(Collected data)
>>>>

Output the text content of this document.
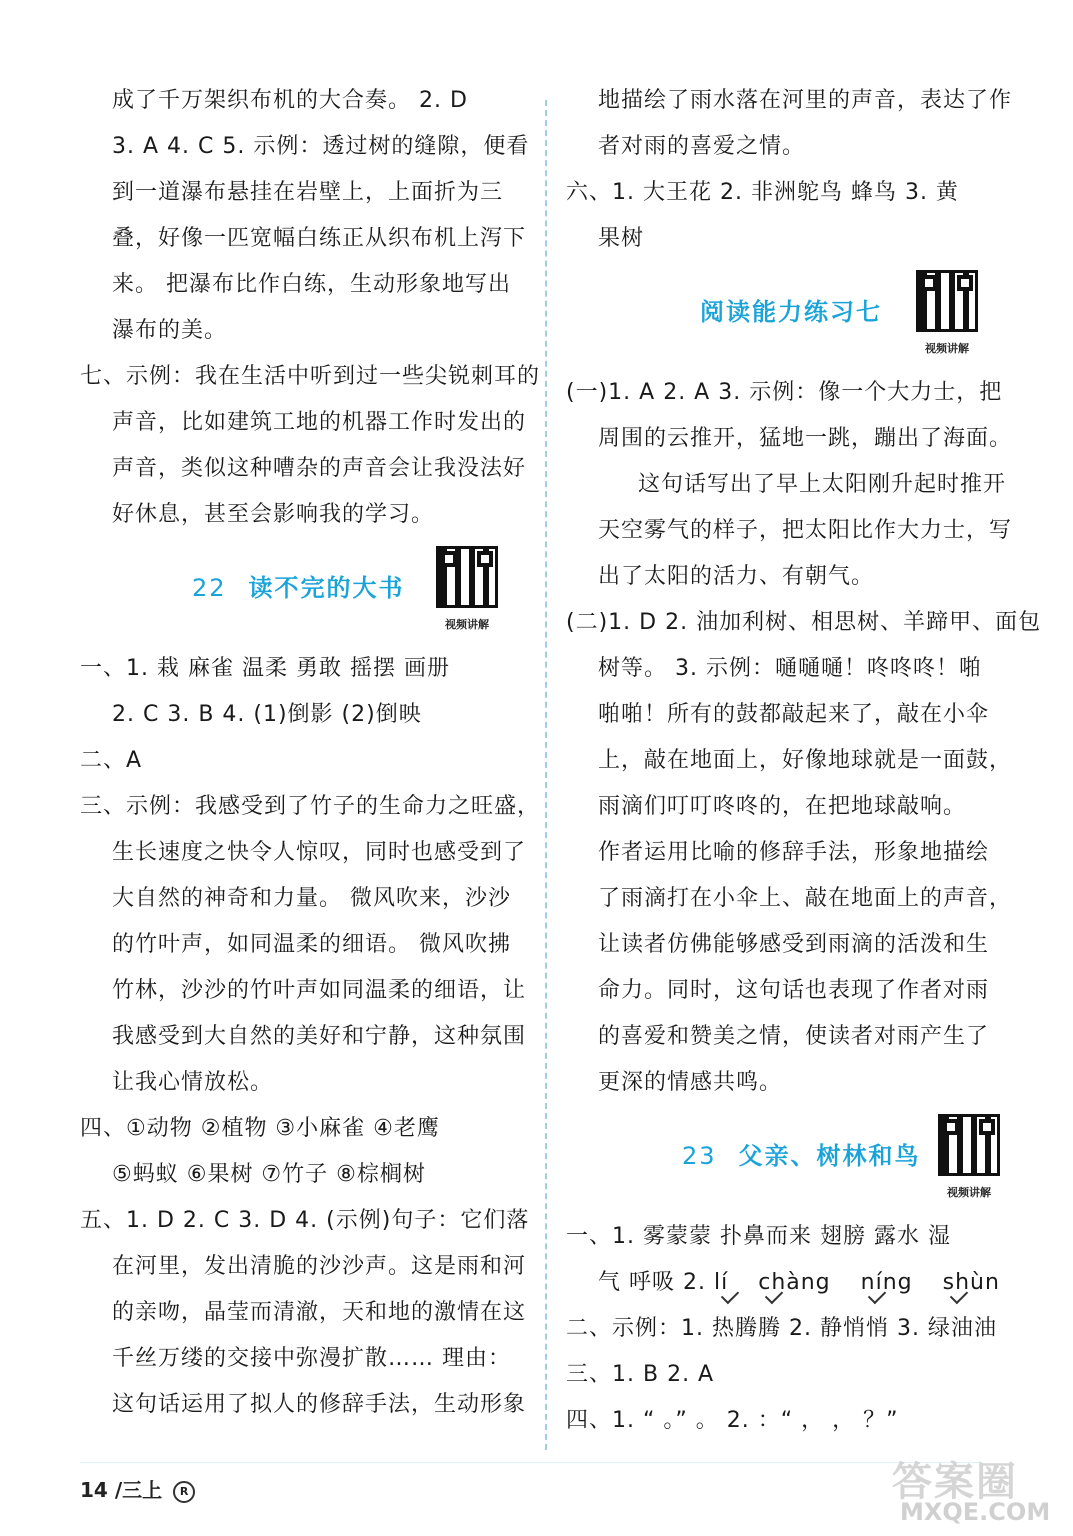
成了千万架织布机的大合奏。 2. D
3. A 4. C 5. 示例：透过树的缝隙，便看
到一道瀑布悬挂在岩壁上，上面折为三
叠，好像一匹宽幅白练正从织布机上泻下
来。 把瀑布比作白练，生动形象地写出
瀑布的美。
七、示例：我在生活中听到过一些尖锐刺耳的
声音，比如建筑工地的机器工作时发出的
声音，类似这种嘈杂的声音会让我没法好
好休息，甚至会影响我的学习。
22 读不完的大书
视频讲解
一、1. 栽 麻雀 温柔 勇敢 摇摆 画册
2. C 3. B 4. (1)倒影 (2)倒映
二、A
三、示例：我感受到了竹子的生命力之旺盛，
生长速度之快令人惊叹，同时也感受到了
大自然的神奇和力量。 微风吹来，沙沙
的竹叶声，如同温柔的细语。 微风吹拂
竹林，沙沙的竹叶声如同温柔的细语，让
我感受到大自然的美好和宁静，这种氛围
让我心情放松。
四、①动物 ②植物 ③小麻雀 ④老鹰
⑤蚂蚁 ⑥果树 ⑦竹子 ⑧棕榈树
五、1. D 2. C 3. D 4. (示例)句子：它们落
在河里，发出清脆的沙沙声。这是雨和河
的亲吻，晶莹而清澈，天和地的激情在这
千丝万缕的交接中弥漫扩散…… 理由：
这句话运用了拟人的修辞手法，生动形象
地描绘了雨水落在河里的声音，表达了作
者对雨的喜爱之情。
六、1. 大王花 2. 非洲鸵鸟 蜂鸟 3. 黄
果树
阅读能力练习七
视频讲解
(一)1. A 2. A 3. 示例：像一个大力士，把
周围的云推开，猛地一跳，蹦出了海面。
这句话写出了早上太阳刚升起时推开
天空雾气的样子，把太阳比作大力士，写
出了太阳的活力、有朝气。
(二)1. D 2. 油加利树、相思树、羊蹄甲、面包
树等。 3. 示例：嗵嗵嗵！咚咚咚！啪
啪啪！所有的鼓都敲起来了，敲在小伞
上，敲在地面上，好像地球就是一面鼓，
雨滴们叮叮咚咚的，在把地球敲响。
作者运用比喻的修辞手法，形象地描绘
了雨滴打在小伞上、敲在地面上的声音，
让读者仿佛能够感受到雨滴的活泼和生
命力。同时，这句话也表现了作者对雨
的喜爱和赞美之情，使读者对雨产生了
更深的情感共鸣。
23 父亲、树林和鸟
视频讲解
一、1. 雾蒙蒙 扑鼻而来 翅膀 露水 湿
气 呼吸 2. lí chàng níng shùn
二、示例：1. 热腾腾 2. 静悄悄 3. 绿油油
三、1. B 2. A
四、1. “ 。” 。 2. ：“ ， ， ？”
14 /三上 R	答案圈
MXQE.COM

<<<<
>>>>

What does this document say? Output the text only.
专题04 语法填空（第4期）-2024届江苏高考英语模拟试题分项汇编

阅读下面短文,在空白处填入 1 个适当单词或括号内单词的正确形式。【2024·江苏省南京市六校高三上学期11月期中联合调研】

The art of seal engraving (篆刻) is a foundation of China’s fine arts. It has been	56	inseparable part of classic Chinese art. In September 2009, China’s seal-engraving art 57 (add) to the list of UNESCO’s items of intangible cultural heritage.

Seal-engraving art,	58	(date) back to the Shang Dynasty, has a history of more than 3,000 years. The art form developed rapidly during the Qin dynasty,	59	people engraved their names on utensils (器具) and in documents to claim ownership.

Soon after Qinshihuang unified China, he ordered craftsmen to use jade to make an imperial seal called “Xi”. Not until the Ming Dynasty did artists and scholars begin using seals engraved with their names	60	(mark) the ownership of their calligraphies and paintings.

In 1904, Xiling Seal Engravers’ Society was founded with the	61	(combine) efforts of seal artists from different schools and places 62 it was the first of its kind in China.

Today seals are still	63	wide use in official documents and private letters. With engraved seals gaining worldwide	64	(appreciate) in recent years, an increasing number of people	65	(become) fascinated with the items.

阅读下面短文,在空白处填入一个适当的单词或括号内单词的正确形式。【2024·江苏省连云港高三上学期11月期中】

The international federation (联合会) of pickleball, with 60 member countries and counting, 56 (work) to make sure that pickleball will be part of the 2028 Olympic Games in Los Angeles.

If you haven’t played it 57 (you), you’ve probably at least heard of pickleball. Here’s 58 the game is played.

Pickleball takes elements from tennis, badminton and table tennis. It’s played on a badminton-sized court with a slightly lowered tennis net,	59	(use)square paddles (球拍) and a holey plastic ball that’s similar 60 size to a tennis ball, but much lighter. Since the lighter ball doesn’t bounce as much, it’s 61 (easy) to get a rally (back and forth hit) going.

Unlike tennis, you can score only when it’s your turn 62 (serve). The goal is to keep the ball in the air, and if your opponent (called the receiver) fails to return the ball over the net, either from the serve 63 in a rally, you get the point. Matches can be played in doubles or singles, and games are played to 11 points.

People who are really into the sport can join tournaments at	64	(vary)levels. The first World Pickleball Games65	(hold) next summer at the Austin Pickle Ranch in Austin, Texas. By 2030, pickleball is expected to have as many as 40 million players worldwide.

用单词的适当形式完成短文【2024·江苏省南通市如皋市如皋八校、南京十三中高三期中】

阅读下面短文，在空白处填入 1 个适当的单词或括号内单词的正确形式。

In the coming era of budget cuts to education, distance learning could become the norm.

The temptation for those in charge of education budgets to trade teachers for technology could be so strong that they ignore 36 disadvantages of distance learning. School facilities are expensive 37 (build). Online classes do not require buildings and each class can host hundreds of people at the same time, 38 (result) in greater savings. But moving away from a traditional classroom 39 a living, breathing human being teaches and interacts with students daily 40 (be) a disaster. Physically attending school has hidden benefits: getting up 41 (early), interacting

<<<<
>>>>

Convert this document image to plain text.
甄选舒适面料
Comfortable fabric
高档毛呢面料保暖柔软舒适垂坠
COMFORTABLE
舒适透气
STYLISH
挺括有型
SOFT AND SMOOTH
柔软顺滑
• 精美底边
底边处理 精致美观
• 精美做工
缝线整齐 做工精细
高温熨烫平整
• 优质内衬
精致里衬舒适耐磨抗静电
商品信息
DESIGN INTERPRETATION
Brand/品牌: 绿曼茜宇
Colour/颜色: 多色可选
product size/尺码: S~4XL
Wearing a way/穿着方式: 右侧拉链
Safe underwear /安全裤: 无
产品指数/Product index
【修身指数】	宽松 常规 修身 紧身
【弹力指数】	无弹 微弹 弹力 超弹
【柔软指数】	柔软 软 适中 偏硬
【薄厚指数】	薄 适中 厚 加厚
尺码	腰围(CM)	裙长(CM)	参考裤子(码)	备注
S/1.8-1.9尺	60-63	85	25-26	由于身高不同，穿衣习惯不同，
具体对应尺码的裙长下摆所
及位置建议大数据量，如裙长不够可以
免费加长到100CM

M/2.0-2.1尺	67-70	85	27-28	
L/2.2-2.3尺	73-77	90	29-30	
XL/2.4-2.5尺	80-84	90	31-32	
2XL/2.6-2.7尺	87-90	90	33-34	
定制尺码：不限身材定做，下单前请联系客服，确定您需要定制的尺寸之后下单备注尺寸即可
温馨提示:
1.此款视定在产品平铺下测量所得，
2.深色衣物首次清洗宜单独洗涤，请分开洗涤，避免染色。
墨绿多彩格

<<<<

In the listing, find every line containing the word "make" and list it.

**Answer below:**
Soon after Qinshihuang unified China, he ordered craftsmen to use jade to make an imperial seal called “Xi”. Not until the Ming Dynasty did artists and scholars begin using seals engraved with their names	60	(mark) the ownership of their calligraphies and paintings.
The international federation (联合会) of pickleball, with 60 member countries and counting, 56 (work) to make sure that pickleball will be part of the 2028 Olympic Games in Los Angeles.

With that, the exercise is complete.